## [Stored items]
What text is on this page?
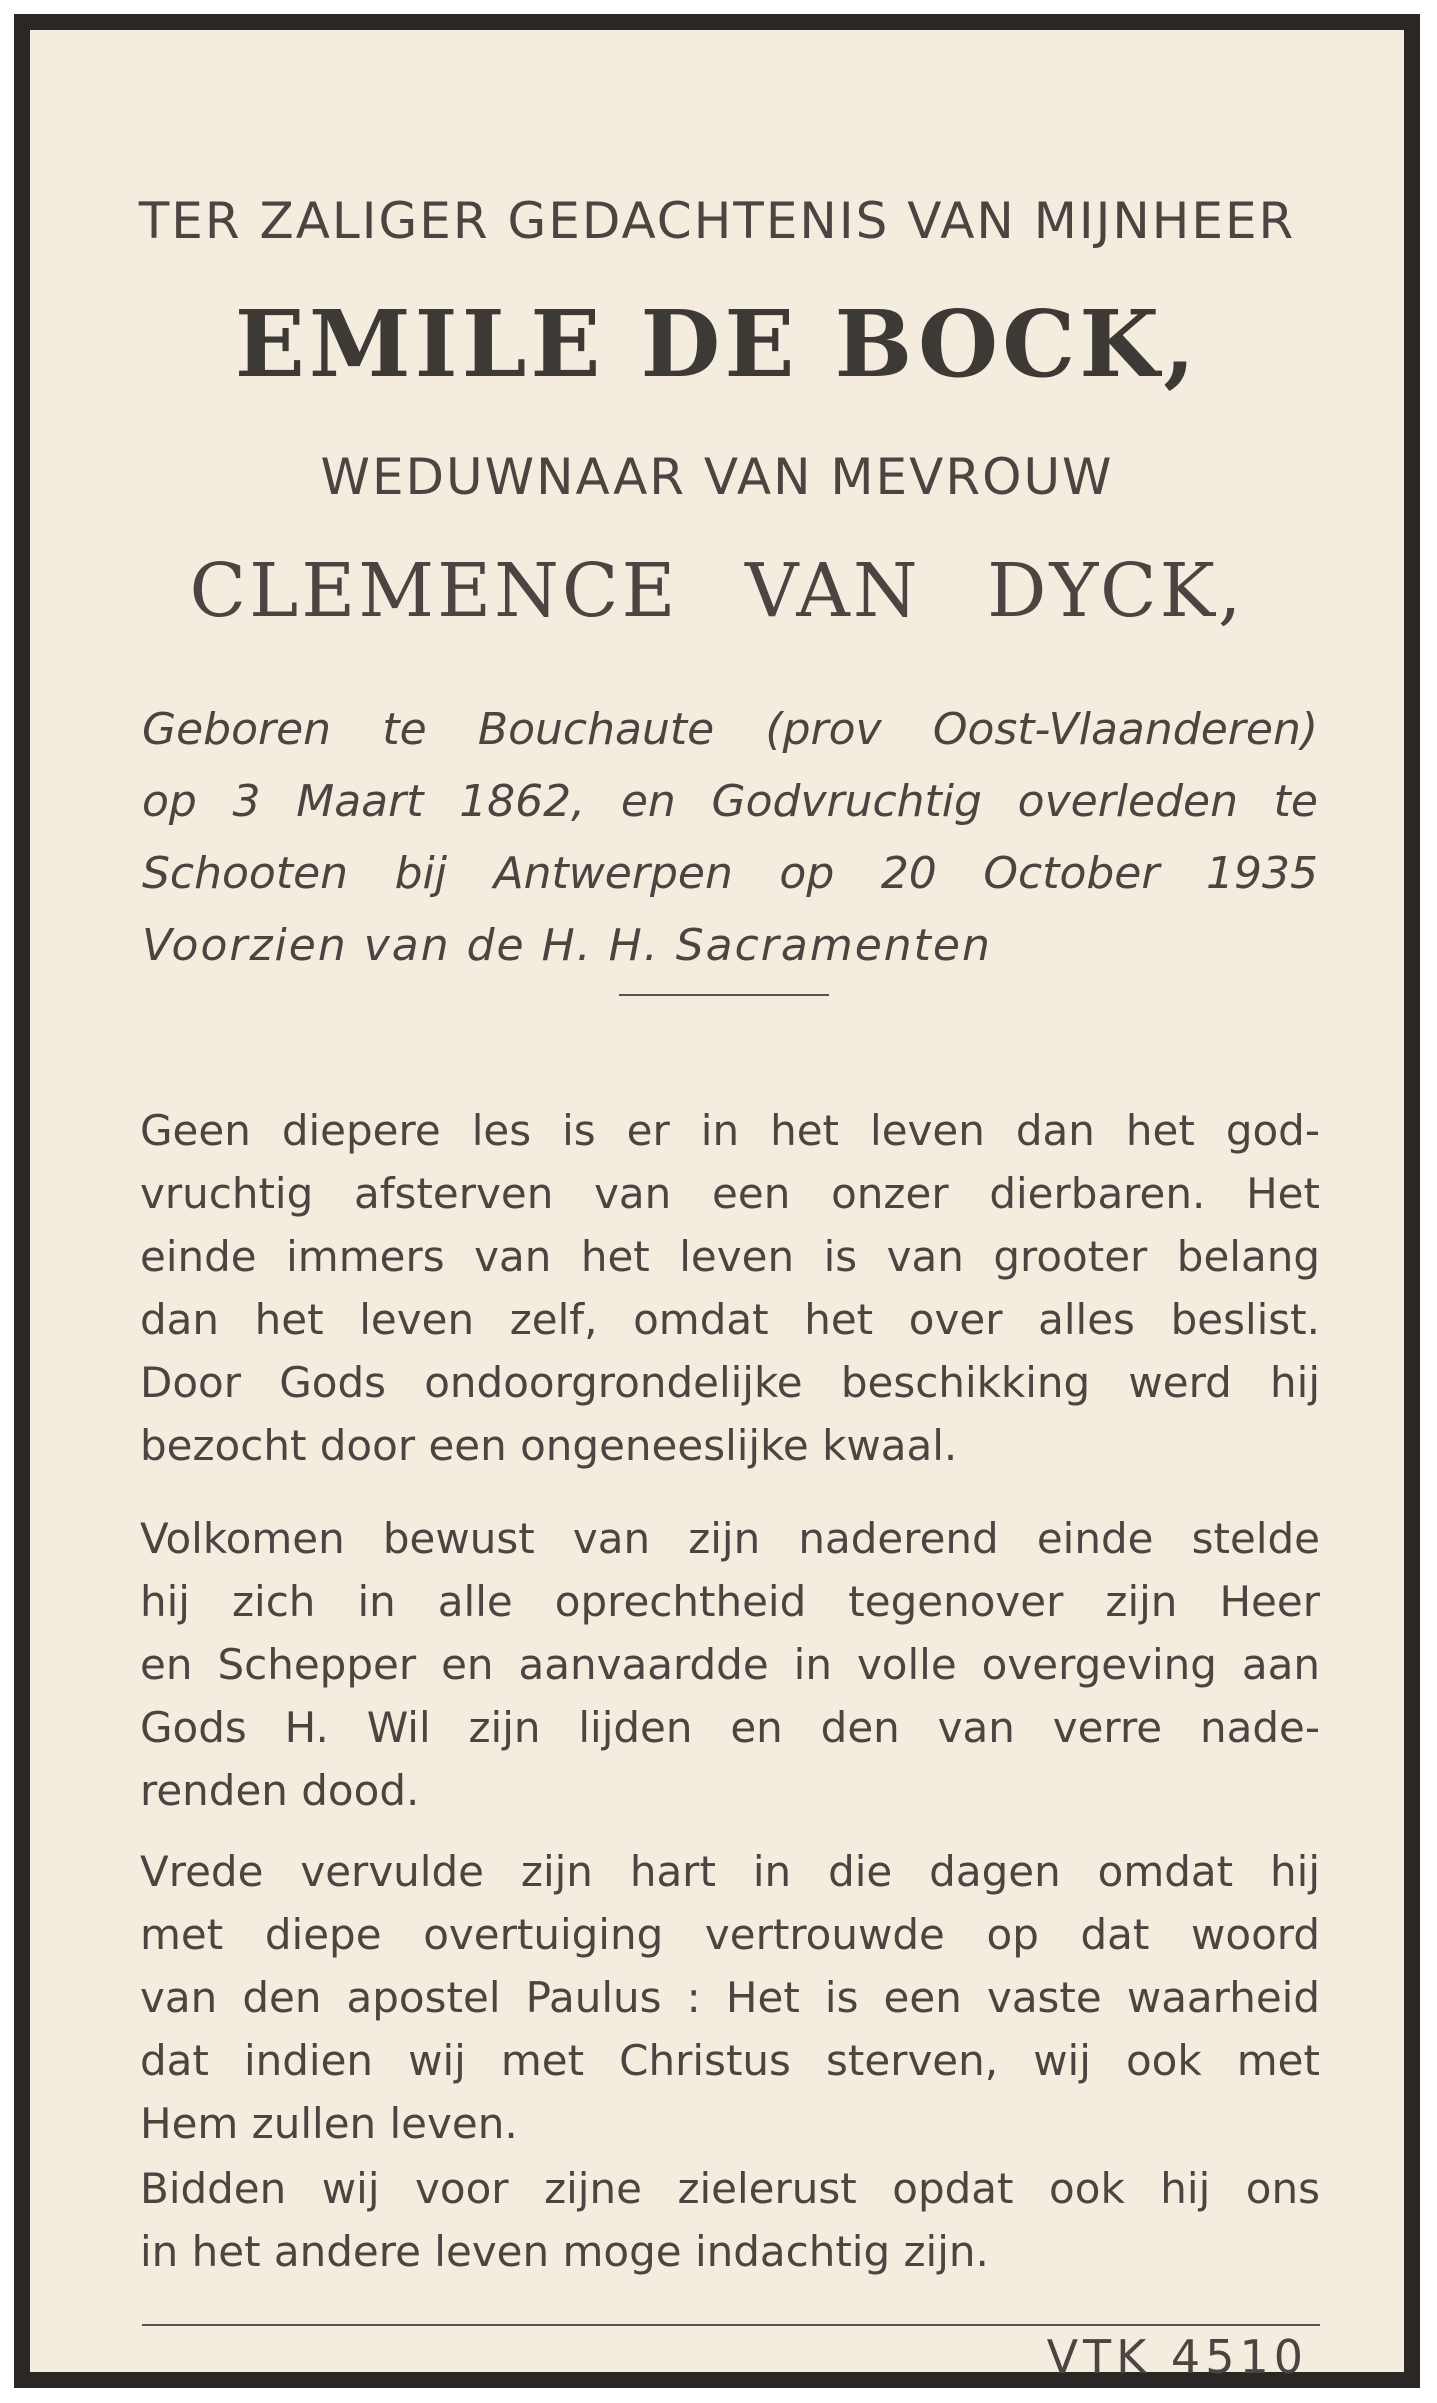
TER ZALIGER GEDACHTENIS VAN MIJNHEER
EMILE DE BOCK,
WEDUWNAAR VAN MEVROUW
CLEMENCE VAN DYCK,
Geboren te Bouchaute (prov Oost-Vlaanderen)
op 3 Maart 1862, en Godvruchtig overleden te
Schooten bij Antwerpen op 20 October 1935
Voorzien van de H. H. Sacramenten
Geen diepere les is er in het leven dan het god-
vruchtig afsterven van een onzer dierbaren. Het
einde immers van het leven is van grooter belang
dan het leven zelf, omdat het over alles beslist.
Door Gods ondoorgrondelijke beschikking werd hij
bezocht door een ongeneeslijke kwaal.
Volkomen bewust van zijn naderend einde stelde
hij zich in alle oprechtheid tegenover zijn Heer
en Schepper en aanvaardde in volle overgeving aan
Gods H. Wil zijn lijden en den van verre nade-
renden dood.
Vrede vervulde zijn hart in die dagen omdat hij
met diepe overtuiging vertrouwde op dat woord
van den apostel Paulus : Het is een vaste waarheid
dat indien wij met Christus sterven, wij ook met
Hem zullen leven.
Bidden wij voor zijne zielerust opdat ook hij ons
in het andere leven moge indachtig zijn.
VTK 4510
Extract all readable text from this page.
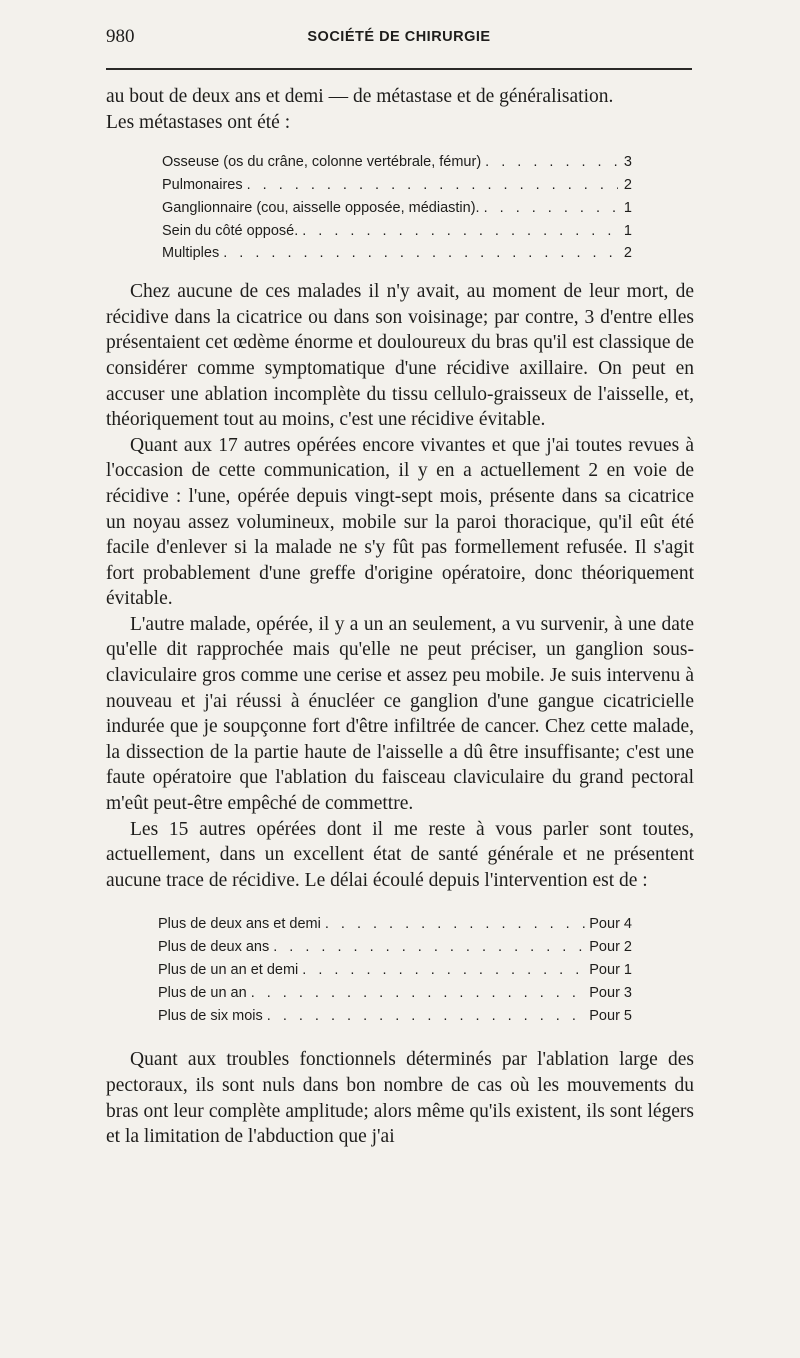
980	SOCIÉTÉ DE CHIRURGIE

au bout de deux ans et demi — de métastase et de généralisation.

Les métastases ont été :

Osseuse (os du crâne, colonne vertébrale, fémur) . . .	3
Pulmonaires . . .	2
Ganglionnaire (cou, aisselle opposée, médiastin). . . .	1
Sein du côté opposé. . . .	1
Multiples . . .	2

Chez aucune de ces malades il n'y avait, au moment de leur mort, de récidive dans la cicatrice ou dans son voisinage; par contre, 3 d'entre elles présentaient cet œdème énorme et douloureux du bras qu'il est classique de considérer comme symptomatique d'une récidive axillaire. On peut en accuser une ablation incomplète du tissu cellulo-graisseux de l'aisselle, et, théoriquement tout au moins, c'est une récidive évitable.

Quant aux 17 autres opérées encore vivantes et que j'ai toutes revues à l'occasion de cette communication, il y en a actuellement 2 en voie de récidive : l'une, opérée depuis vingt-sept mois, présente dans sa cicatrice un noyau assez volumineux, mobile sur la paroi thoracique, qu'il eût été facile d'enlever si la malade ne s'y fût pas formellement refusée. Il s'agit fort probablement d'une greffe d'origine opératoire, donc théoriquement évitable.

L'autre malade, opérée, il y a un an seulement, a vu survenir, à une date qu'elle dit rapprochée mais qu'elle ne peut préciser, un ganglion sous-claviculaire gros comme une cerise et assez peu mobile. Je suis intervenu à nouveau et j'ai réussi à énucléer ce ganglion d'une gangue cicatricielle indurée que je soupçonne fort d'être infiltrée de cancer. Chez cette malade, la dissection de la partie haute de l'aisselle a dû être insuffisante; c'est une faute opératoire que l'ablation du faisceau claviculaire du grand pectoral m'eût peut-être empêché de commettre.

Les 15 autres opérées dont il me reste à vous parler sont toutes, actuellement, dans un excellent état de santé générale et ne présentent aucune trace de récidive. Le délai écoulé depuis l'intervention est de :

Plus de deux ans et demi . . .	Pour 4
Plus de deux ans . . .	Pour 2
Plus de un an et demi . . .	Pour 1
Plus de un an . . .	Pour 3
Plus de six mois . . .	Pour 5

Quant aux troubles fonctionnels déterminés par l'ablation large des pectoraux, ils sont nuls dans bon nombre de cas où les mouvements du bras ont leur complète amplitude; alors même qu'ils existent, ils sont légers et la limitation de l'abduction que j'ai
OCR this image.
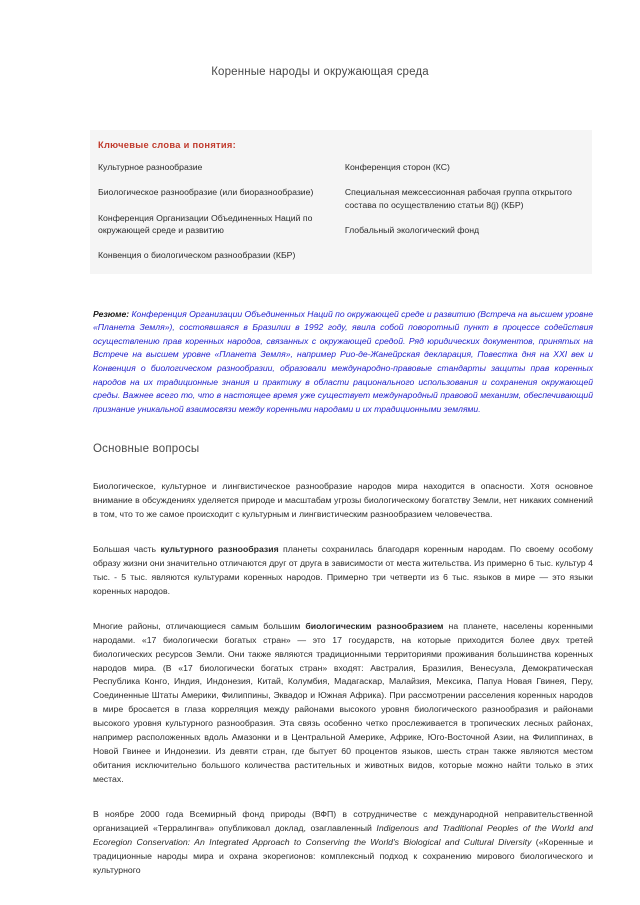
Коренные народы и окружающая среда
Ключевые слова и понятия:

Культурное разнообразие

Биологическое разнообразие (или биоразнообразие)

Конференция Организации Объединенных Наций по окружающей среде и развитию

Конвенция о биологическом разнообразии (КБР)

Конференция сторон (КС)

Специальная межсессионная рабочая группа открытого состава по осуществлению статьи 8(j) (КБР)

Глобальный экологический фонд

Резюме: Конференция Организации Объединенных Наций по окружающей среде и развитию (Встреча на высшем уровне «Планета Земля»), состоявшаяся в Бразилии в 1992 году, явила собой поворотный пункт в процессе содействия осуществлению прав коренных народов, связанных с окружающей средой. Ряд юридических документов, принятых на Встрече на высшем уровне «Планета Земля», например Рио-де-Жанейрская декларация, Повестка дня на XXI век и Конвенция о биологическом разнообразии, образовали международно-правовые стандарты защиты прав коренных народов на их традиционные знания и практику в области рационального использования и сохранения окружающей среды. Важнее всего то, что в настоящее время уже существует международный правовой механизм, обеспечивающий признание уникальной взаимосвязи между коренными народами и их традиционными землями.

Основные вопросы

Биологическое, культурное и лингвистическое разнообразие народов мира находится в опасности. Хотя основное внимание в обсуждениях уделяется природе и масштабам угрозы биологическому богатству Земли, нет никаких сомнений в том, что то же самое происходит с культурным и лингвистическим разнообразием человечества.

Большая часть культурного разнообразия планеты сохранилась благодаря коренным народам. По своему особому образу жизни они значительно отличаются друг от друга в зависимости от места жительства. Из примерно 6 тыс. культур 4 тыс. - 5 тыс. являются культурами коренных народов. Примерно три четверти из 6 тыс. языков в мире — это языки коренных народов.

Многие районы, отличающиеся самым большим биологическим разнообразием на планете, населены коренными народами. «17 биологически богатых стран» — это 17 государств, на которые приходится более двух третей биологических ресурсов Земли. Они также являются традиционными территориями проживания большинства коренных народов мира. (В «17 биологически богатых стран» входят: Австралия, Бразилия, Венесуэла, Демократическая Республика Конго, Индия, Индонезия, Китай, Колумбия, Мадагаскар, Малайзия, Мексика, Папуа Новая Гвинея, Перу, Соединенные Штаты Америки, Филиппины, Эквадор и Южная Африка). При рассмотрении расселения коренных народов в мире бросается в глаза корреляция между районами высокого уровня биологического разнообразия и районами высокого уровня культурного разнообразия. Эта связь особенно четко прослеживается в тропических лесных районах, например расположенных вдоль Амазонки и в Центральной Америке, Африке, Юго-Восточной Азии, на Филиппинах, в Новой Гвинее и Индонезии. Из девяти стран, где бытует 60 процентов языков, шесть стран также являются местом обитания исключительно большого количества растительных и животных видов, которые можно найти только в этих местах.

В ноябре 2000 года Всемирный фонд природы (ВФП) в сотрудничестве с международной неправительственной организацией «Терралингва» опубликовал доклад, озаглавленный Indigenous and Traditional Peoples of the World and Ecoregion Conservation: An Integrated Approach to Conserving the World's Biological and Cultural Diversity («Коренные и традиционные народы мира и охрана экорегионов: комплексный подход к сохранению мирового биологического и культурного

## [To be done]
Repeat each record exactly as shown above, dropping all images.

## [Solution for this problem]
What text is on this page?
TER ZALIGER GEDACHTENIS VAN MIJNHEER
EMILE DE BOCK,
WEDUWNAAR VAN MEVROUW
CLEMENCE VAN DYCK,
Geboren te Bouchaute (prov Oost-Vlaanderen)
op 3 Maart 1862, en Godvruchtig overleden te
Schooten bij Antwerpen op 20 October 1935
Voorzien van de H. H. Sacramenten
Geen diepere les is er in het leven dan het god-
vruchtig afsterven van een onzer dierbaren. Het
einde immers van het leven is van grooter belang
dan het leven zelf, omdat het over alles beslist.
Door Gods ondoorgrondelijke beschikking werd hij
bezocht door een ongeneeslijke kwaal.
Volkomen bewust van zijn naderend einde stelde
hij zich in alle oprechtheid tegenover zijn Heer
en Schepper en aanvaardde in volle overgeving aan
Gods H. Wil zijn lijden en den van verre nade-
renden dood.
Vrede vervulde zijn hart in die dagen omdat hij
met diepe overtuiging vertrouwde op dat woord
van den apostel Paulus : Het is een vaste waarheid
dat indien wij met Christus sterven, wij ook met
Hem zullen leven.
Bidden wij voor zijne zielerust opdat ook hij ons
in het andere leven moge indachtig zijn.
VTK 4510
Extract all readable text from this page.
980	SOCIÉTÉ DE CHIRURGIE

au bout de deux ans et demi — de métastase et de généralisation.

Les métastases ont été :

Osseuse (os du crâne, colonne vertébrale, fémur) . . .	3
Pulmonaires . . .	2
Ganglionnaire (cou, aisselle opposée, médiastin). . . .	1
Sein du côté opposé. . . .	1
Multiples . . .	2

Chez aucune de ces malades il n'y avait, au moment de leur mort, de récidive dans la cicatrice ou dans son voisinage; par contre, 3 d'entre elles présentaient cet œdème énorme et douloureux du bras qu'il est classique de considérer comme symptomatique d'une récidive axillaire. On peut en accuser une ablation incomplète du tissu cellulo-graisseux de l'aisselle, et, théoriquement tout au moins, c'est une récidive évitable.

Quant aux 17 autres opérées encore vivantes et que j'ai toutes revues à l'occasion de cette communication, il y en a actuellement 2 en voie de récidive : l'une, opérée depuis vingt-sept mois, présente dans sa cicatrice un noyau assez volumineux, mobile sur la paroi thoracique, qu'il eût été facile d'enlever si la malade ne s'y fût pas formellement refusée. Il s'agit fort probablement d'une greffe d'origine opératoire, donc théoriquement évitable.

L'autre malade, opérée, il y a un an seulement, a vu survenir, à une date qu'elle dit rapprochée mais qu'elle ne peut préciser, un ganglion sous-claviculaire gros comme une cerise et assez peu mobile. Je suis intervenu à nouveau et j'ai réussi à énucléer ce ganglion d'une gangue cicatricielle indurée que je soupçonne fort d'être infiltrée de cancer. Chez cette malade, la dissection de la partie haute de l'aisselle a dû être insuffisante; c'est une faute opératoire que l'ablation du faisceau claviculaire du grand pectoral m'eût peut-être empêché de commettre.

Les 15 autres opérées dont il me reste à vous parler sont toutes, actuellement, dans un excellent état de santé générale et ne présentent aucune trace de récidive. Le délai écoulé depuis l'intervention est de :

Plus de deux ans et demi . . .	Pour 4
Plus de deux ans . . .	Pour 2
Plus de un an et demi . . .	Pour 1
Plus de un an . . .	Pour 3
Plus de six mois . . .	Pour 5

Quant aux troubles fonctionnels déterminés par l'ablation large des pectoraux, ils sont nuls dans bon nombre de cas où les mouvements du bras ont leur complète amplitude; alors même qu'ils existent, ils sont légers et la limitation de l'abduction que j'ai
OCR this image.
Коренные народы и окружающая среда
Ключевые слова и понятия:

Культурное разнообразие

Биологическое разнообразие (или биоразнообразие)

Конференция Организации Объединенных Наций по окружающей среде и развитию

Конвенция о биологическом разнообразии (КБР)

Конференция сторон (КС)

Специальная межсессионная рабочая группа открытого состава по осуществлению статьи 8(j) (КБР)

Глобальный экологический фонд

Резюме: Конференция Организации Объединенных Наций по окружающей среде и развитию (Встреча на высшем уровне «Планета Земля»), состоявшаяся в Бразилии в 1992 году, явила собой поворотный пункт в процессе содействия осуществлению прав коренных народов, связанных с окружающей средой. Ряд юридических документов, принятых на Встрече на высшем уровне «Планета Земля», например Рио-де-Жанейрская декларация, Повестка дня на XXI век и Конвенция о биологическом разнообразии, образовали международно-правовые стандарты защиты прав коренных народов на их традиционные знания и практику в области рационального использования и сохранения окружающей среды. Важнее всего то, что в настоящее время уже существует международный правовой механизм, обеспечивающий признание уникальной взаимосвязи между коренными народами и их традиционными землями.

Основные вопросы

Биологическое, культурное и лингвистическое разнообразие народов мира находится в опасности. Хотя основное внимание в обсуждениях уделяется природе и масштабам угрозы биологическому богатству Земли, нет никаких сомнений в том, что то же самое происходит с культурным и лингвистическим разнообразием человечества.

Большая часть культурного разнообразия планеты сохранилась благодаря коренным народам. По своему особому образу жизни они значительно отличаются друг от друга в зависимости от места жительства. Из примерно 6 тыс. культур 4 тыс. - 5 тыс. являются культурами коренных народов. Примерно три четверти из 6 тыс. языков в мире — это языки коренных народов.

Многие районы, отличающиеся самым большим биологическим разнообразием на планете, населены коренными народами. «17 биологически богатых стран» — это 17 государств, на которые приходится более двух третей биологических ресурсов Земли. Они также являются традиционными территориями проживания большинства коренных народов мира. (В «17 биологически богатых стран» входят: Австралия, Бразилия, Венесуэла, Демократическая Республика Конго, Индия, Индонезия, Китай, Колумбия, Мадагаскар, Малайзия, Мексика, Папуа Новая Гвинея, Перу, Соединенные Штаты Америки, Филиппины, Эквадор и Южная Африка). При рассмотрении расселения коренных народов в мире бросается в глаза корреляция между районами высокого уровня биологического разнообразия и районами высокого уровня культурного разнообразия. Эта связь особенно четко прослеживается в тропических лесных районах, например расположенных вдоль Амазонки и в Центральной Америке, Африке, Юго-Восточной Азии, на Филиппинах, в Новой Гвинее и Индонезии. Из девяти стран, где бытует 60 процентов языков, шесть стран также являются местом обитания исключительно большого количества растительных и животных видов, которые можно найти только в этих местах.

В ноябре 2000 года Всемирный фонд природы (ВФП) в сотрудничестве с международной неправительственной организацией «Терралингва» опубликовал доклад, озаглавленный Indigenous and Traditional Peoples of the World and Ecoregion Conservation: An Integrated Approach to Conserving the World's Biological and Cultural Diversity («Коренные и традиционные народы мира и охрана экорегионов: комплексный подход к сохранению мирового биологического и культурного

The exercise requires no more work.